====== TEXT EXTRACT

Saturday, July 02, 2005

Syonan Jinja

- Buried in the dense jungle of the MacRitchie Catchment Area are the ruins of Syonan Jinja, a Japanese Shinto Shrine dating back to World War II. Built to commemorate Japanese soldiers who died fighting in the invasion of Singapore, Syonan Jinja was the location of many Japanese religious and cultural ceremonies.

A Shinto ceremony took place here every New Year's Day for the few years that the shrine existed. This was marked by the sounding of the temple bell, the arrival of devotees and the presence of a Shinto priest presiding over rituals.

============

* **WRITTEN REQUEST A**: Reproduce the Syonan Jinja passage word for word, from "A Shinto ceremony" to "presiding over rituals.".

====== DATA SHOWN

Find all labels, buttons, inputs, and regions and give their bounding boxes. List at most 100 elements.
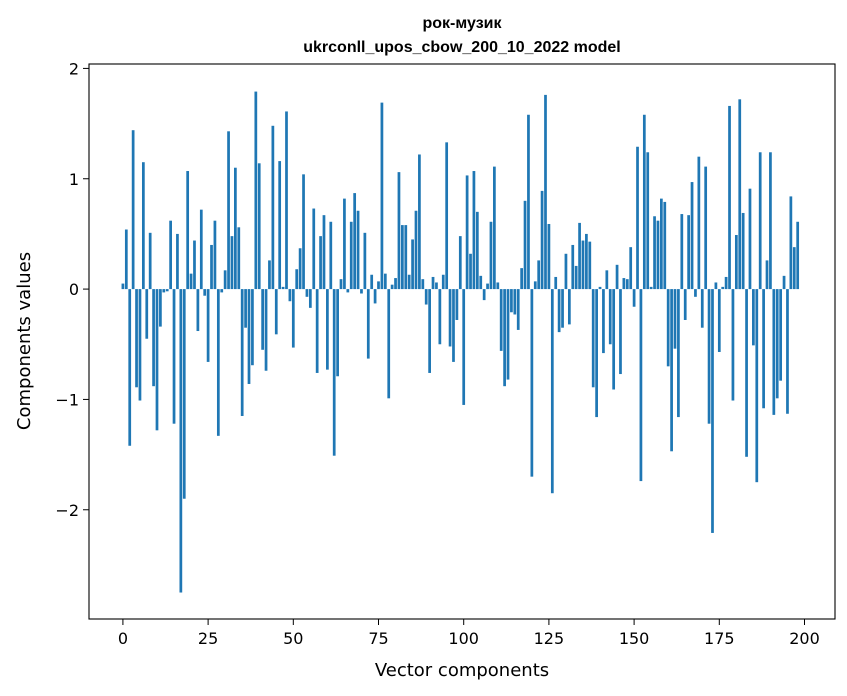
- bar: [557, 289, 561, 333]
- bar: [308, 289, 312, 308]
- bar: [462, 289, 466, 405]
- x-tick-label: 175: [704, 629, 735, 648]
- bar: [254, 91, 258, 290]
- bar: [574, 265, 578, 290]
- y-tick-label: −1: [55, 390, 79, 409]
- bar: [329, 221, 333, 290]
- bar: [717, 289, 721, 352]
- bar: [281, 286, 285, 290]
- bar: [315, 289, 319, 373]
- bar: [752, 289, 755, 346]
- y-tick-label: 0: [69, 280, 79, 299]
- bar: [223, 270, 227, 290]
- bar: [591, 289, 595, 388]
- bar: [203, 289, 207, 296]
- bar: [332, 289, 336, 456]
- bar: [390, 284, 394, 290]
- bar: [257, 163, 261, 290]
- bar: [550, 289, 554, 494]
- bar: [625, 279, 629, 290]
- bar: [366, 289, 370, 359]
- bar: [295, 269, 299, 290]
- bar: [343, 198, 346, 290]
- bar: [762, 289, 765, 409]
- bar: [772, 289, 776, 415]
- bar: [302, 174, 305, 290]
- bar: [731, 289, 735, 401]
- bar: [711, 289, 714, 533]
- bar: [445, 142, 449, 290]
- bar: [639, 289, 643, 482]
- bar: [547, 223, 551, 290]
- bar: [138, 289, 142, 401]
- bar: [360, 289, 363, 294]
- bar: [237, 227, 241, 290]
- bar: [152, 289, 155, 387]
- bar: [796, 221, 800, 290]
- bar: [210, 244, 213, 290]
- bar: [707, 289, 711, 424]
- chart-title-line1: рок-музик: [423, 15, 503, 32]
- bar: [336, 289, 339, 377]
- bar: [247, 289, 251, 384]
- bar: [673, 289, 677, 349]
- bar: [448, 289, 452, 347]
- bars-group: [121, 91, 800, 593]
- bar: [349, 221, 353, 290]
- bar: [578, 222, 581, 290]
- bar: [370, 274, 374, 290]
- bar: [792, 247, 796, 290]
- bar: [234, 167, 237, 290]
- bar: [656, 220, 660, 290]
- bar: [220, 289, 224, 293]
- bar: [135, 289, 138, 388]
- bar: [649, 286, 653, 290]
- bar: [193, 240, 196, 290]
- bar: [680, 214, 684, 290]
- bar: [755, 289, 759, 483]
- bar: [288, 289, 292, 302]
- bar: [189, 273, 193, 290]
- bar: [285, 111, 288, 290]
- bar: [438, 289, 442, 345]
- bar: [595, 289, 598, 418]
- bar: [377, 281, 380, 290]
- bar: [540, 190, 544, 290]
- bar: [642, 114, 646, 290]
- bar: [206, 289, 210, 362]
- bar: [533, 281, 537, 290]
- bar: [431, 276, 435, 290]
- bar: [121, 283, 125, 290]
- x-tick-label: 50: [283, 629, 303, 648]
- bar: [162, 289, 166, 293]
- bar: [179, 289, 183, 593]
- bar: [527, 114, 530, 290]
- bar: [230, 236, 234, 290]
- bar: [721, 286, 725, 290]
- y-axis-ticks: −2 −1 0 1 2: [55, 59, 89, 520]
- bar: [520, 268, 524, 290]
- bar: [264, 289, 268, 371]
- bar: [356, 210, 360, 290]
- bar: [319, 236, 322, 290]
- bar: [513, 289, 517, 315]
- bar: [155, 289, 159, 431]
- bar: [745, 289, 748, 457]
- bar: [216, 289, 220, 436]
- bar: [278, 161, 282, 290]
- bar: [612, 289, 616, 390]
- x-axis-label: Vector components: [375, 660, 549, 681]
- bar: [758, 152, 762, 290]
- bar: [346, 289, 350, 293]
- y-tick-label: 2: [69, 59, 79, 78]
- bar: [510, 289, 513, 313]
- bar: [227, 131, 230, 290]
- bar: [786, 289, 789, 414]
- bar: [666, 289, 670, 367]
- y-tick-label: 1: [69, 170, 79, 189]
- bar: [653, 216, 656, 290]
- bar: [363, 232, 367, 290]
- bar: [694, 289, 697, 297]
- bar: [172, 289, 176, 424]
- bar: [274, 289, 278, 335]
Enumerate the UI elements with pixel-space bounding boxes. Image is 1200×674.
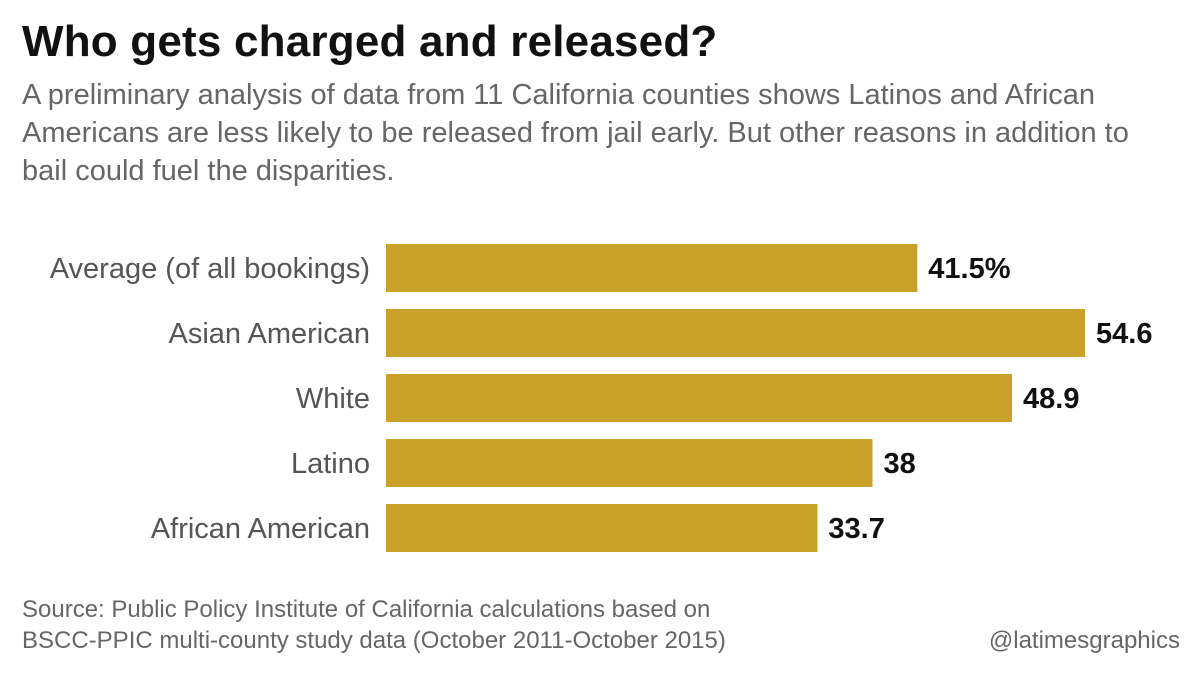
- category-label: African American: [151, 513, 370, 545]
- bar-chart: Average (of all bookings) 41.5% Asian Amer…: [50, 244, 1152, 552]
- value-label: 54.6: [1096, 318, 1152, 350]
- bar: [386, 244, 918, 292]
- value-label: 41.5%: [928, 253, 1010, 285]
- bar: [386, 374, 1013, 422]
- source-note: Source: Public Policy Institute of Calif…: [22, 594, 726, 656]
- source-line-2: BSCC-PPIC multi-county study data (Octob…: [22, 627, 726, 654]
- chart-subtitle: A preliminary analysis of data from 11 C…: [22, 79, 1129, 187]
- category-label: White: [296, 383, 370, 415]
- chart-title: Who gets charged and released?: [22, 17, 718, 66]
- value-label: 48.9: [1023, 383, 1079, 415]
- category-label: Latino: [291, 448, 370, 480]
- bar: [386, 439, 873, 487]
- value-label: 33.7: [828, 513, 884, 545]
- category-label: Average (of all bookings): [50, 253, 370, 285]
- bar: [386, 504, 818, 552]
- source-line-1: Source: Public Policy Institute of Calif…: [22, 596, 711, 623]
- bar: [386, 309, 1085, 357]
- credit: @latimesgraphics: [988, 627, 1180, 654]
- value-label: 38: [883, 448, 915, 480]
- category-label: Asian American: [169, 318, 371, 350]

============

* **WRITTEN REQUEST B**: Update the lines of the records from the line with "- bar: [557, 289, 561, 333]" to the line with "- bar: [711, 289, 714, 533]" by replacing "y-tick-label" with "y-axis-label", and leave everything else unchanged. Return only those lines.

* **EXERCISE RESPONSE A**:
A Shinto ceremony took place here every New Year's Day for the few years that the shrine existed. This was marked by the sounding of the temple bell, the arrival of devotees and the presence of a Shinto priest presiding over rituals.

* **EXERCISE RESPONSE B**:
- bar: [557, 289, 561, 333]
- bar: [308, 289, 312, 308]
- bar: [462, 289, 466, 405]
- x-tick-label: 175: [704, 629, 735, 648]
- bar: [254, 91, 258, 290]
- bar: [574, 265, 578, 290]
- y-axis-label: −1: [55, 390, 79, 409]
- bar: [329, 221, 333, 290]
- bar: [717, 289, 721, 352]
- bar: [281, 286, 285, 290]
- bar: [315, 289, 319, 373]
- bar: [752, 289, 755, 346]
- y-axis-label: 0: [69, 280, 79, 299]
- bar: [223, 270, 227, 290]
- bar: [591, 289, 595, 388]
- bar: [203, 289, 207, 296]
- bar: [332, 289, 336, 456]
- bar: [390, 284, 394, 290]
- bar: [257, 163, 261, 290]
- bar: [550, 289, 554, 494]
- bar: [625, 279, 629, 290]
- bar: [366, 289, 370, 359]
- bar: [295, 269, 299, 290]
- bar: [343, 198, 346, 290]
- bar: [762, 289, 765, 409]
- bar: [772, 289, 776, 415]
- bar: [302, 174, 305, 290]
- bar: [731, 289, 735, 401]
- bar: [711, 289, 714, 533]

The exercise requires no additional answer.